▸ **REQUIRED TASK**:
Count how many lines mention the word "utilization". Write that number alone.

[start RAW RECORDS]

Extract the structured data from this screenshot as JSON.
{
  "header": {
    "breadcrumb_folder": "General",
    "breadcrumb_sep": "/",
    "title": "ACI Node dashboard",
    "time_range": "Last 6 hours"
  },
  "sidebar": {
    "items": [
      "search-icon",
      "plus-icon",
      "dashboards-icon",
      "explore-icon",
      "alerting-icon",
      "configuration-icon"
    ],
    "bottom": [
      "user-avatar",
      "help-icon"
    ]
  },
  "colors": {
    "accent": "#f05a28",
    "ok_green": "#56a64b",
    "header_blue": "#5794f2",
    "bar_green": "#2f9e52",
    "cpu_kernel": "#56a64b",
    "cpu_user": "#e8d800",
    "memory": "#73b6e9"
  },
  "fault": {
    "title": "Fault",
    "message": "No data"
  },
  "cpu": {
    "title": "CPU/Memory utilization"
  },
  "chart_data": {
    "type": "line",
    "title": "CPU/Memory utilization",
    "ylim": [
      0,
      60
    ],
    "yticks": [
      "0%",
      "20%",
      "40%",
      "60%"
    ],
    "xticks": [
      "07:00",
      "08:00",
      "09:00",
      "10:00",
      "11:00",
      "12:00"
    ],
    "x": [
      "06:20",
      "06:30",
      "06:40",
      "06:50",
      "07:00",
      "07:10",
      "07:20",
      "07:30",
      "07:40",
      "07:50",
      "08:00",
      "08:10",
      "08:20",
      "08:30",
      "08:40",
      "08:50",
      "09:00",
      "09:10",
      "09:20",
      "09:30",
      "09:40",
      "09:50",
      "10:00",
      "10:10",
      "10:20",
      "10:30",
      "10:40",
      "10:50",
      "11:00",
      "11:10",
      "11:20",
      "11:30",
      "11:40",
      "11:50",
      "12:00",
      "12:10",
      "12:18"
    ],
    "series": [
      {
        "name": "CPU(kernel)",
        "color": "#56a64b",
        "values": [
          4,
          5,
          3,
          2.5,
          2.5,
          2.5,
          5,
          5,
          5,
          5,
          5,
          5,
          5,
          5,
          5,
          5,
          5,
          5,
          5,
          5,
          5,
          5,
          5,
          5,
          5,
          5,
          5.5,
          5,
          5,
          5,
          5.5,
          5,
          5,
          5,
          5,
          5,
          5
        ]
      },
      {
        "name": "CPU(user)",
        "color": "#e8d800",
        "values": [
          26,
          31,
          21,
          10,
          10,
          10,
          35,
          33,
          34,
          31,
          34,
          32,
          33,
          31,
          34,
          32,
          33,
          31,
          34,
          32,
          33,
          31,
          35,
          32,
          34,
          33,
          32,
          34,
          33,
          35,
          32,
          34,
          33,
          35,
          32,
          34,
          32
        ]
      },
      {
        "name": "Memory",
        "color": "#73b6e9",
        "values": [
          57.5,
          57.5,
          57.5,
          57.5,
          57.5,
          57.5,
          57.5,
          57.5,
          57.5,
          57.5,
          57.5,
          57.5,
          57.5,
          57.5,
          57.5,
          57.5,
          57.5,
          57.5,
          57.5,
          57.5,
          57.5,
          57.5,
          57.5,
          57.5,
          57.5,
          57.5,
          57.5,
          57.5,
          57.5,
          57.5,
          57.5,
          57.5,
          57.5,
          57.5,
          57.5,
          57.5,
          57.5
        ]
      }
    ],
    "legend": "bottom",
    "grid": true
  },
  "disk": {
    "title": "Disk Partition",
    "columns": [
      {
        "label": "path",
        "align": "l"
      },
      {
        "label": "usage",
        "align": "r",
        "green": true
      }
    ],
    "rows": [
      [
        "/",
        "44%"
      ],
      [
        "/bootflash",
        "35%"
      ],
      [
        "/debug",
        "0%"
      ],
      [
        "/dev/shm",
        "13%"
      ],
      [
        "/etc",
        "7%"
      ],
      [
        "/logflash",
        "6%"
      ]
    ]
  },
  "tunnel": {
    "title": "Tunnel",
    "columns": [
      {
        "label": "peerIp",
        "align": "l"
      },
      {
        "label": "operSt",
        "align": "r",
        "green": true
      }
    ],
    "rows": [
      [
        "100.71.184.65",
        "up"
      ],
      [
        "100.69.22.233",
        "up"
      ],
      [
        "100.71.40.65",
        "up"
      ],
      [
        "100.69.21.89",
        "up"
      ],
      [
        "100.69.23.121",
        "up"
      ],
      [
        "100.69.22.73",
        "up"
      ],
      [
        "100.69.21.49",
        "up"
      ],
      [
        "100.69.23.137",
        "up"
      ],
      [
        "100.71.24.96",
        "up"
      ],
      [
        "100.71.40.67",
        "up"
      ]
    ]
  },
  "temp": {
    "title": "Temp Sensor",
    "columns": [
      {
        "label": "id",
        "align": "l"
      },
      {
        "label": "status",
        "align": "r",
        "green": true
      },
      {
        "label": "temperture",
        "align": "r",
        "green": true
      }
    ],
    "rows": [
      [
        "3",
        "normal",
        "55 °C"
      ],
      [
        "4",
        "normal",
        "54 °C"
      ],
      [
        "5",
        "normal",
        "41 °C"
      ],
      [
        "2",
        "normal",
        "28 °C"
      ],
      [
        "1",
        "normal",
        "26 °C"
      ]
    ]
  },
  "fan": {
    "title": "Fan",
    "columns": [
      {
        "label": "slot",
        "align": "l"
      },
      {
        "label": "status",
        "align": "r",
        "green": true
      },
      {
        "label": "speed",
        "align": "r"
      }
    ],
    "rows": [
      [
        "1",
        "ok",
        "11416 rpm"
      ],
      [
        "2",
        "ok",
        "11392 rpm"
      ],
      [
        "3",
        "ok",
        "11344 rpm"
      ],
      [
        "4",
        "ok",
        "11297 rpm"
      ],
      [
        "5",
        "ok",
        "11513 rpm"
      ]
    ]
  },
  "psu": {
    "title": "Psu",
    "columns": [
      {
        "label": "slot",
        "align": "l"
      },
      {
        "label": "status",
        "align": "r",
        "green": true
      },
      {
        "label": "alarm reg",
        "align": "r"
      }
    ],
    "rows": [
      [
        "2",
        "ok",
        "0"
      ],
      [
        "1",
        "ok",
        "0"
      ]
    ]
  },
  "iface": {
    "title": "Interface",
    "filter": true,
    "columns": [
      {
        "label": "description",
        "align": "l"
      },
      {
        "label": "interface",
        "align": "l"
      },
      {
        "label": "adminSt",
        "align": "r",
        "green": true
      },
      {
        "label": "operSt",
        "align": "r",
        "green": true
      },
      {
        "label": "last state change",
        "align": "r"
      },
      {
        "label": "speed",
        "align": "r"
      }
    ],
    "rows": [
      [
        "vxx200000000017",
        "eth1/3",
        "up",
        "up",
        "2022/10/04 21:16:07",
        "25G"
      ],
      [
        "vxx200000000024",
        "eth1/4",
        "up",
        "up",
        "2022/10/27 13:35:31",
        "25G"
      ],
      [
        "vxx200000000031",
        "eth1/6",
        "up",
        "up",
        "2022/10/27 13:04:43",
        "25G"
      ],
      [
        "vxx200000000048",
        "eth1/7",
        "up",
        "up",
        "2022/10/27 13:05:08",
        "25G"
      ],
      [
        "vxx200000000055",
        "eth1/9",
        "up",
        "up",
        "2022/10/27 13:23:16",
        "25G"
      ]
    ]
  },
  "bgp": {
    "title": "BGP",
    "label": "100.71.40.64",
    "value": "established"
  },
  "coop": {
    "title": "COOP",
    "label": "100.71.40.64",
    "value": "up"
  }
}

[end RAW RECORDS]

▸ **FINAL RESULT**:
2